>> Start Material for this exercise

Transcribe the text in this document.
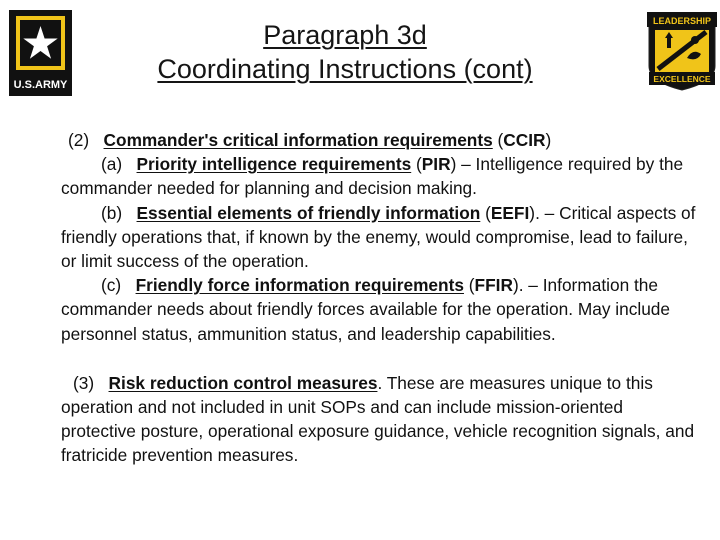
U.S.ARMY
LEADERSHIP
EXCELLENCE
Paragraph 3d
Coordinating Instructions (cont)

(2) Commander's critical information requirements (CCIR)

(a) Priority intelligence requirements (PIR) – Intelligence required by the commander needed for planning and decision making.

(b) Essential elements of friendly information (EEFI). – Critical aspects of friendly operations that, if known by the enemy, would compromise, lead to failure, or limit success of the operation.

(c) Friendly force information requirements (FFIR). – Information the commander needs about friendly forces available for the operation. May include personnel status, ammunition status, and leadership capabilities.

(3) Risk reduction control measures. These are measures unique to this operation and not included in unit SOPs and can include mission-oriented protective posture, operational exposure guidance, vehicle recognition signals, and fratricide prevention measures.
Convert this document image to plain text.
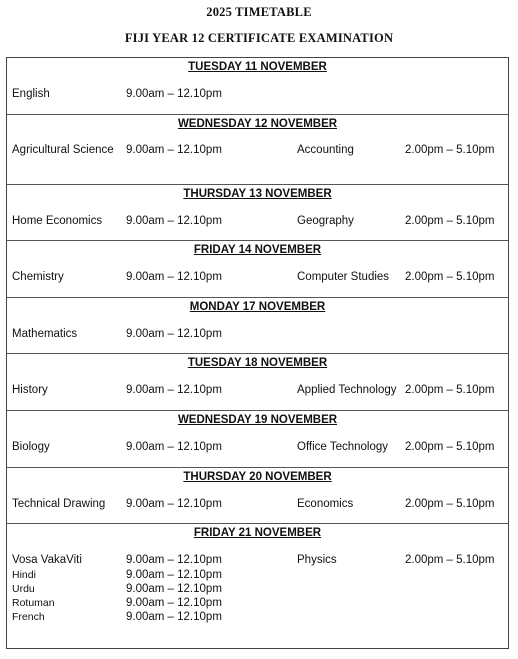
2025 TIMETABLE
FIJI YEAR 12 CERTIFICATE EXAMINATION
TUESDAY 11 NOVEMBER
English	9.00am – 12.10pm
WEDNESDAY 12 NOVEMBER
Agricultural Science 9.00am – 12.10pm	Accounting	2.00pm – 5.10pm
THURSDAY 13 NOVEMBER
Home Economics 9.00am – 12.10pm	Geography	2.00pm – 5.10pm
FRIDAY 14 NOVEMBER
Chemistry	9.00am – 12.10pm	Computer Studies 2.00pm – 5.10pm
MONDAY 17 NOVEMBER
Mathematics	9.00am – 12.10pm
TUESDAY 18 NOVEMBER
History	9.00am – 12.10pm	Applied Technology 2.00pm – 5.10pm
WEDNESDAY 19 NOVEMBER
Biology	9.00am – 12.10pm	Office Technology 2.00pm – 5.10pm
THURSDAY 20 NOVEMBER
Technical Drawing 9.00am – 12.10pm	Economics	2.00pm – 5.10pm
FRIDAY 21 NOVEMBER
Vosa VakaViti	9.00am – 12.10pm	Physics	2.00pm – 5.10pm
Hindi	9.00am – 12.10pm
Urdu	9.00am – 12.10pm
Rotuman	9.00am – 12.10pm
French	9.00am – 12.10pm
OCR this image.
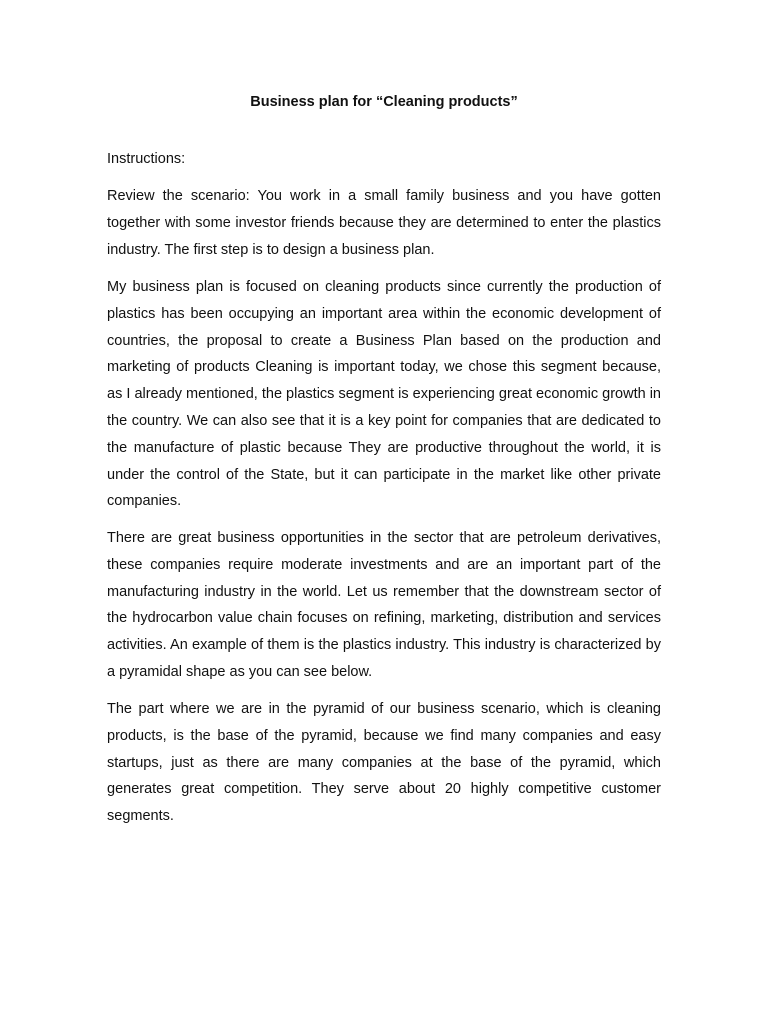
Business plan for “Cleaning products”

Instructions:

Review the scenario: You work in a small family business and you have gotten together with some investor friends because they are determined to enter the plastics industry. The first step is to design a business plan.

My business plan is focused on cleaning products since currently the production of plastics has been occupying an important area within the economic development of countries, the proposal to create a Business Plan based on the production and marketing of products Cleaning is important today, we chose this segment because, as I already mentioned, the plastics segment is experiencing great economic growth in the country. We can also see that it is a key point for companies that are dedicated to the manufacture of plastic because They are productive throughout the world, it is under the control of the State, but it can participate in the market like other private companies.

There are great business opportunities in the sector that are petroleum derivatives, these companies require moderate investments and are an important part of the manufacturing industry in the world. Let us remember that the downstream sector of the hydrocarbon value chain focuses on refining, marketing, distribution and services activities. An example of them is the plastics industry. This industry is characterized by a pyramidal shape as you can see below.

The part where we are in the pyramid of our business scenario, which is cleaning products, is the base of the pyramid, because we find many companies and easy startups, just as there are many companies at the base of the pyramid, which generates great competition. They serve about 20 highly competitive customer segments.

>> End Material for this exercise

◆ **Task brief**
Each entry gets copied exactly; the pictures stay out.

◆ **Complete output**
Transcribe the text in this document.
U.S.ARMY
LEADERSHIP
EXCELLENCE
Paragraph 3d
Coordinating Instructions (cont)

(2) Commander's critical information requirements (CCIR)

(a) Priority intelligence requirements (PIR) – Intelligence required by the commander needed for planning and decision making.

(b) Essential elements of friendly information (EEFI). – Critical aspects of friendly operations that, if known by the enemy, would compromise, lead to failure, or limit success of the operation.

(c) Friendly force information requirements (FFIR). – Information the commander needs about friendly forces available for the operation. May include personnel status, ammunition status, and leadership capabilities.

(3) Risk reduction control measures. These are measures unique to this operation and not included in unit SOPs and can include mission-oriented protective posture, operational exposure guidance, vehicle recognition signals, and fratricide prevention measures.
Convert this document image to plain text.
2025 TIMETABLE
FIJI YEAR 12 CERTIFICATE EXAMINATION
TUESDAY 11 NOVEMBER
English	9.00am – 12.10pm
WEDNESDAY 12 NOVEMBER
Agricultural Science 9.00am – 12.10pm	Accounting	2.00pm – 5.10pm
THURSDAY 13 NOVEMBER
Home Economics 9.00am – 12.10pm	Geography	2.00pm – 5.10pm
FRIDAY 14 NOVEMBER
Chemistry	9.00am – 12.10pm	Computer Studies 2.00pm – 5.10pm
MONDAY 17 NOVEMBER
Mathematics	9.00am – 12.10pm
TUESDAY 18 NOVEMBER
History	9.00am – 12.10pm	Applied Technology 2.00pm – 5.10pm
WEDNESDAY 19 NOVEMBER
Biology	9.00am – 12.10pm	Office Technology 2.00pm – 5.10pm
THURSDAY 20 NOVEMBER
Technical Drawing 9.00am – 12.10pm	Economics	2.00pm – 5.10pm
FRIDAY 21 NOVEMBER
Vosa VakaViti	9.00am – 12.10pm	Physics	2.00pm – 5.10pm
Hindi	9.00am – 12.10pm
Urdu	9.00am – 12.10pm
Rotuman	9.00am – 12.10pm
French	9.00am – 12.10pm
OCR this image.
Business plan for “Cleaning products”

Instructions:

Review the scenario: You work in a small family business and you have gotten together with some investor friends because they are determined to enter the plastics industry. The first step is to design a business plan.

My business plan is focused on cleaning products since currently the production of plastics has been occupying an important area within the economic development of countries, the proposal to create a Business Plan based on the production and marketing of products Cleaning is important today, we chose this segment because, as I already mentioned, the plastics segment is experiencing great economic growth in the country. We can also see that it is a key point for companies that are dedicated to the manufacture of plastic because They are productive throughout the world, it is under the control of the State, but it can participate in the market like other private companies.

There are great business opportunities in the sector that are petroleum derivatives, these companies require moderate investments and are an important part of the manufacturing industry in the world. Let us remember that the downstream sector of the hydrocarbon value chain focuses on refining, marketing, distribution and services activities. An example of them is the plastics industry. This industry is characterized by a pyramidal shape as you can see below.

The part where we are in the pyramid of our business scenario, which is cleaning products, is the base of the pyramid, because we find many companies and easy startups, just as there are many companies at the base of the pyramid, which generates great competition. They serve about 20 highly competitive customer segments.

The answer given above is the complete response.